◆ Work required: Write the records out again exactly, leaving no images in.

◆ Stored data:
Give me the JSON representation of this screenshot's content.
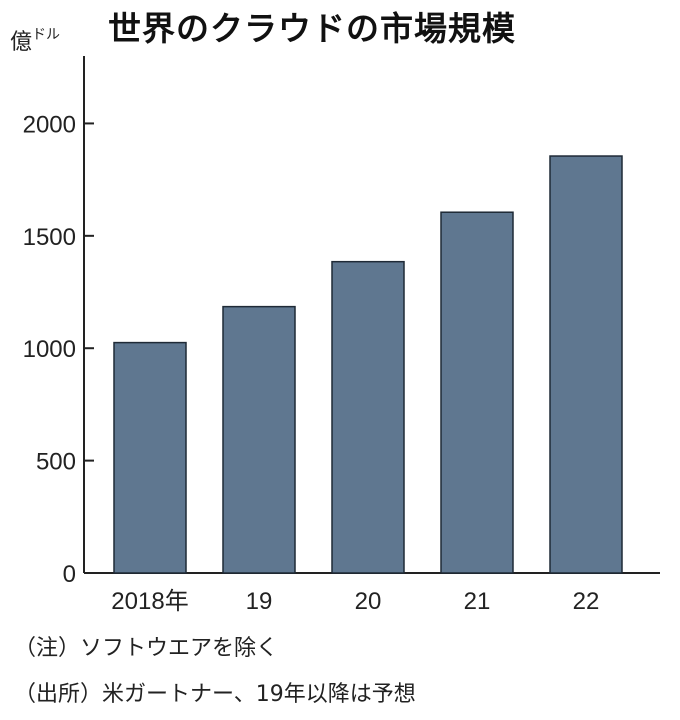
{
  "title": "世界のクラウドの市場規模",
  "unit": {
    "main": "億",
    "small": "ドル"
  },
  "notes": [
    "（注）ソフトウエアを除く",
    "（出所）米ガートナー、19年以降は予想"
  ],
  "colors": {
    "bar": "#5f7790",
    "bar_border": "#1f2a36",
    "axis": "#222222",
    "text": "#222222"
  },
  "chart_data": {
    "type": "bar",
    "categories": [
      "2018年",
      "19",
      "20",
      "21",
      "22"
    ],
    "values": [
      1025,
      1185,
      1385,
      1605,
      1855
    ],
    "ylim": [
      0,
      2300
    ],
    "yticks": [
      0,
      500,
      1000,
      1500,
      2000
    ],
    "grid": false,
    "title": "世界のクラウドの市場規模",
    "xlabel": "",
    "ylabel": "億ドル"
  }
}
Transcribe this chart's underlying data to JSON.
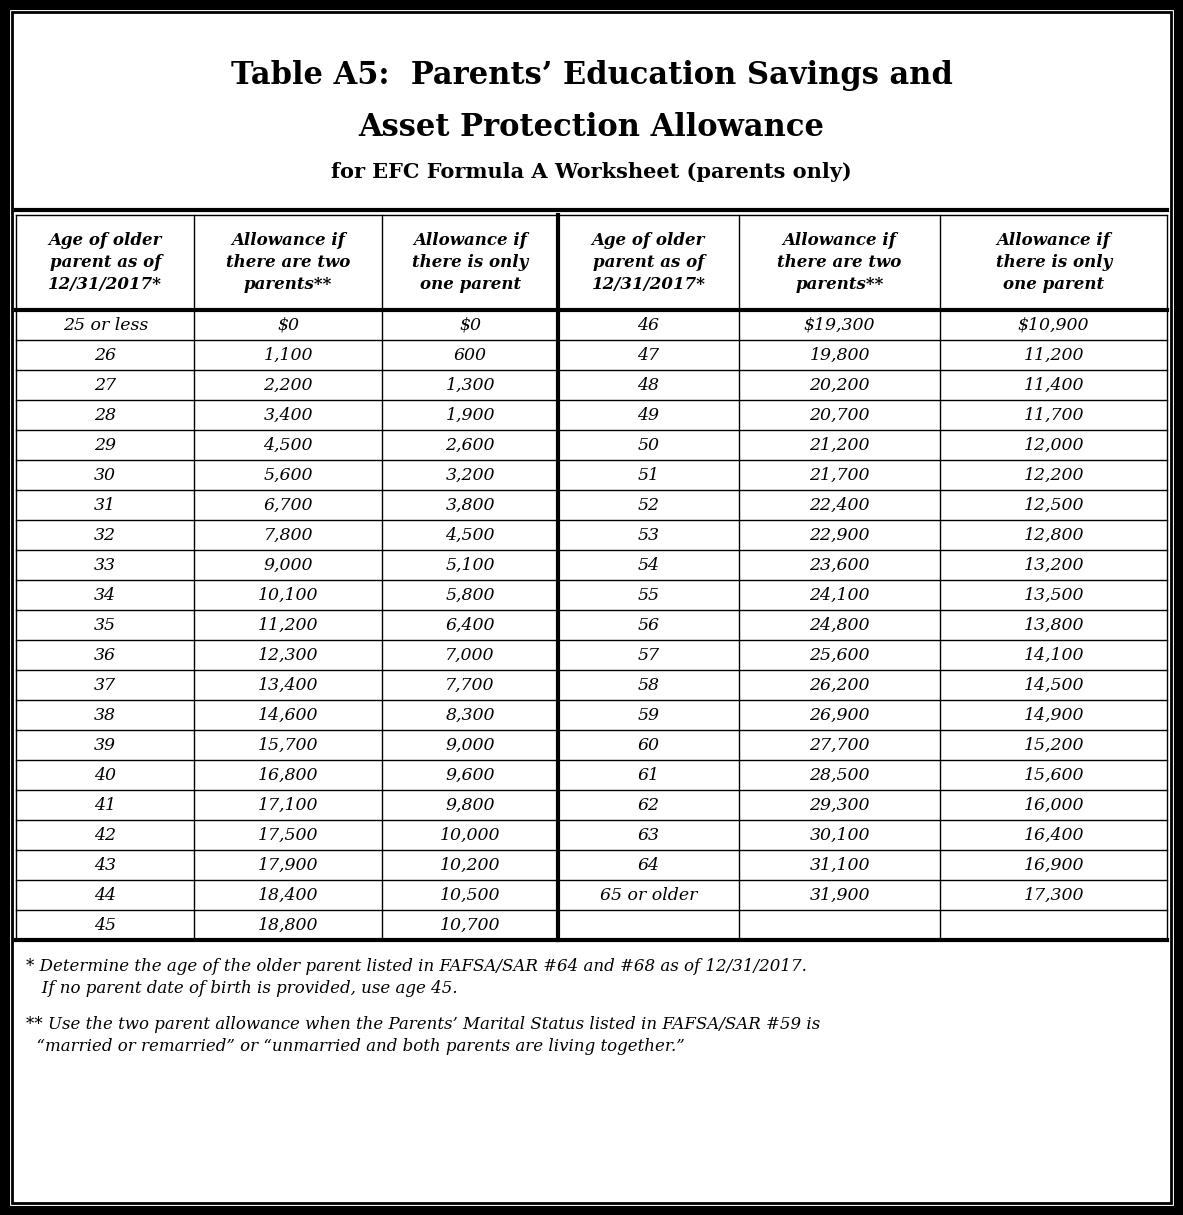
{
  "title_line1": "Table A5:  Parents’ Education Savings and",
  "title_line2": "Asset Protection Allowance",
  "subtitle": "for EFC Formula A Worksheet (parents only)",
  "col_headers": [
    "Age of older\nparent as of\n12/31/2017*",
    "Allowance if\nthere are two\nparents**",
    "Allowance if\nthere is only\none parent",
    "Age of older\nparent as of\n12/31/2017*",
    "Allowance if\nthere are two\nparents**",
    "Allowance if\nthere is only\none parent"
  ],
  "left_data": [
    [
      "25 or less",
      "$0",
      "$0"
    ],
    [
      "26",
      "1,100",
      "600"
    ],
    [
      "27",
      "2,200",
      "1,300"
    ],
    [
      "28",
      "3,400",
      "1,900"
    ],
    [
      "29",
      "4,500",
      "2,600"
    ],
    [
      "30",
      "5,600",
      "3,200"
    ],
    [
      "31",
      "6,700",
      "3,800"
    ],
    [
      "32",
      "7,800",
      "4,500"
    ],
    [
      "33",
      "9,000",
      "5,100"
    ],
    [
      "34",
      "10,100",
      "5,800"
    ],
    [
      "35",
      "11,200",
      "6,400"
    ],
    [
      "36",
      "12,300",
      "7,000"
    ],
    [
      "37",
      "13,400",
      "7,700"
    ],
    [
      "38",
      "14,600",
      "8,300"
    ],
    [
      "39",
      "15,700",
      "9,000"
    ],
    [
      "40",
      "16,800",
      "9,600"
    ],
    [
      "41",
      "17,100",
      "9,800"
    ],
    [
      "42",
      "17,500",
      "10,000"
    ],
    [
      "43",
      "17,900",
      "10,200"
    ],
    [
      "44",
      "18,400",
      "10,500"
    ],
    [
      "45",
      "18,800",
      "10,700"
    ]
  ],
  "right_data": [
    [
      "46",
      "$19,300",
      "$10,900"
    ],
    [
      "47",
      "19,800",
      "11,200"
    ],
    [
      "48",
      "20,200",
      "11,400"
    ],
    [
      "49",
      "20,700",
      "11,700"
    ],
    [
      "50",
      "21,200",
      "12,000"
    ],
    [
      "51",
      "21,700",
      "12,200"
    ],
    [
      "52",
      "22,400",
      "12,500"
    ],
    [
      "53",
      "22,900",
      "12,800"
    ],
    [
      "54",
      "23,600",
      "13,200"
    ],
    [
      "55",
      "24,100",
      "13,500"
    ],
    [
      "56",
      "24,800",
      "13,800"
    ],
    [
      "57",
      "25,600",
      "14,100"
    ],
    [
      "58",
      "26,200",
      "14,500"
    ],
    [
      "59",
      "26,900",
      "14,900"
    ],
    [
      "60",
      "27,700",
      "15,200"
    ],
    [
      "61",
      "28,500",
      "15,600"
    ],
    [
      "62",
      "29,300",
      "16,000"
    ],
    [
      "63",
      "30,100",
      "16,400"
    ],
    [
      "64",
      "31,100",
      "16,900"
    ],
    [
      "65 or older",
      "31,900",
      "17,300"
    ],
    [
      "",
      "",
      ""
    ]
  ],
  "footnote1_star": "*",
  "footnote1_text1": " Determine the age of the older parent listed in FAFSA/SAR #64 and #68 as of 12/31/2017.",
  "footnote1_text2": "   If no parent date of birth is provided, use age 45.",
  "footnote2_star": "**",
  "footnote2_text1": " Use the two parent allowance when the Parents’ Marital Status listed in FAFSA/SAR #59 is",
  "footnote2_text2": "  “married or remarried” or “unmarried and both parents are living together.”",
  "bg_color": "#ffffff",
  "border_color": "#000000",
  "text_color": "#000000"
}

◆ Answer for this exercise:
Give me the JSON representation of this screenshot's content.
{
  "title": "世界のクラウドの市場規模",
  "unit": {
    "main": "億",
    "small": "ドル"
  },
  "notes": [
    "（注）ソフトウエアを除く",
    "（出所）米ガートナー、19年以降は予想"
  ],
  "colors": {
    "bar": "#5f7790",
    "bar_border": "#1f2a36",
    "axis": "#222222",
    "text": "#222222"
  },
  "chart_data": {
    "type": "bar",
    "categories": [
      "2018年",
      "19",
      "20",
      "21",
      "22"
    ],
    "values": [
      1025,
      1185,
      1385,
      1605,
      1855
    ],
    "ylim": [
      0,
      2300
    ],
    "yticks": [
      0,
      500,
      1000,
      1500,
      2000
    ],
    "grid": false,
    "title": "世界のクラウドの市場規模",
    "xlabel": "",
    "ylabel": "億ドル"
  }
}
Transcribe this chart's underlying data to JSON.
{
  "title_line1": "Table A5:  Parents’ Education Savings and",
  "title_line2": "Asset Protection Allowance",
  "subtitle": "for EFC Formula A Worksheet (parents only)",
  "col_headers": [
    "Age of older\nparent as of\n12/31/2017*",
    "Allowance if\nthere are two\nparents**",
    "Allowance if\nthere is only\none parent",
    "Age of older\nparent as of\n12/31/2017*",
    "Allowance if\nthere are two\nparents**",
    "Allowance if\nthere is only\none parent"
  ],
  "left_data": [
    [
      "25 or less",
      "$0",
      "$0"
    ],
    [
      "26",
      "1,100",
      "600"
    ],
    [
      "27",
      "2,200",
      "1,300"
    ],
    [
      "28",
      "3,400",
      "1,900"
    ],
    [
      "29",
      "4,500",
      "2,600"
    ],
    [
      "30",
      "5,600",
      "3,200"
    ],
    [
      "31",
      "6,700",
      "3,800"
    ],
    [
      "32",
      "7,800",
      "4,500"
    ],
    [
      "33",
      "9,000",
      "5,100"
    ],
    [
      "34",
      "10,100",
      "5,800"
    ],
    [
      "35",
      "11,200",
      "6,400"
    ],
    [
      "36",
      "12,300",
      "7,000"
    ],
    [
      "37",
      "13,400",
      "7,700"
    ],
    [
      "38",
      "14,600",
      "8,300"
    ],
    [
      "39",
      "15,700",
      "9,000"
    ],
    [
      "40",
      "16,800",
      "9,600"
    ],
    [
      "41",
      "17,100",
      "9,800"
    ],
    [
      "42",
      "17,500",
      "10,000"
    ],
    [
      "43",
      "17,900",
      "10,200"
    ],
    [
      "44",
      "18,400",
      "10,500"
    ],
    [
      "45",
      "18,800",
      "10,700"
    ]
  ],
  "right_data": [
    [
      "46",
      "$19,300",
      "$10,900"
    ],
    [
      "47",
      "19,800",
      "11,200"
    ],
    [
      "48",
      "20,200",
      "11,400"
    ],
    [
      "49",
      "20,700",
      "11,700"
    ],
    [
      "50",
      "21,200",
      "12,000"
    ],
    [
      "51",
      "21,700",
      "12,200"
    ],
    [
      "52",
      "22,400",
      "12,500"
    ],
    [
      "53",
      "22,900",
      "12,800"
    ],
    [
      "54",
      "23,600",
      "13,200"
    ],
    [
      "55",
      "24,100",
      "13,500"
    ],
    [
      "56",
      "24,800",
      "13,800"
    ],
    [
      "57",
      "25,600",
      "14,100"
    ],
    [
      "58",
      "26,200",
      "14,500"
    ],
    [
      "59",
      "26,900",
      "14,900"
    ],
    [
      "60",
      "27,700",
      "15,200"
    ],
    [
      "61",
      "28,500",
      "15,600"
    ],
    [
      "62",
      "29,300",
      "16,000"
    ],
    [
      "63",
      "30,100",
      "16,400"
    ],
    [
      "64",
      "31,100",
      "16,900"
    ],
    [
      "65 or older",
      "31,900",
      "17,300"
    ],
    [
      "",
      "",
      ""
    ]
  ],
  "footnote1_star": "*",
  "footnote1_text1": " Determine the age of the older parent listed in FAFSA/SAR #64 and #68 as of 12/31/2017.",
  "footnote1_text2": "   If no parent date of birth is provided, use age 45.",
  "footnote2_star": "**",
  "footnote2_text1": " Use the two parent allowance when the Parents’ Marital Status listed in FAFSA/SAR #59 is",
  "footnote2_text2": "  “married or remarried” or “unmarried and both parents are living together.”",
  "bg_color": "#ffffff",
  "border_color": "#000000",
  "text_color": "#000000"
}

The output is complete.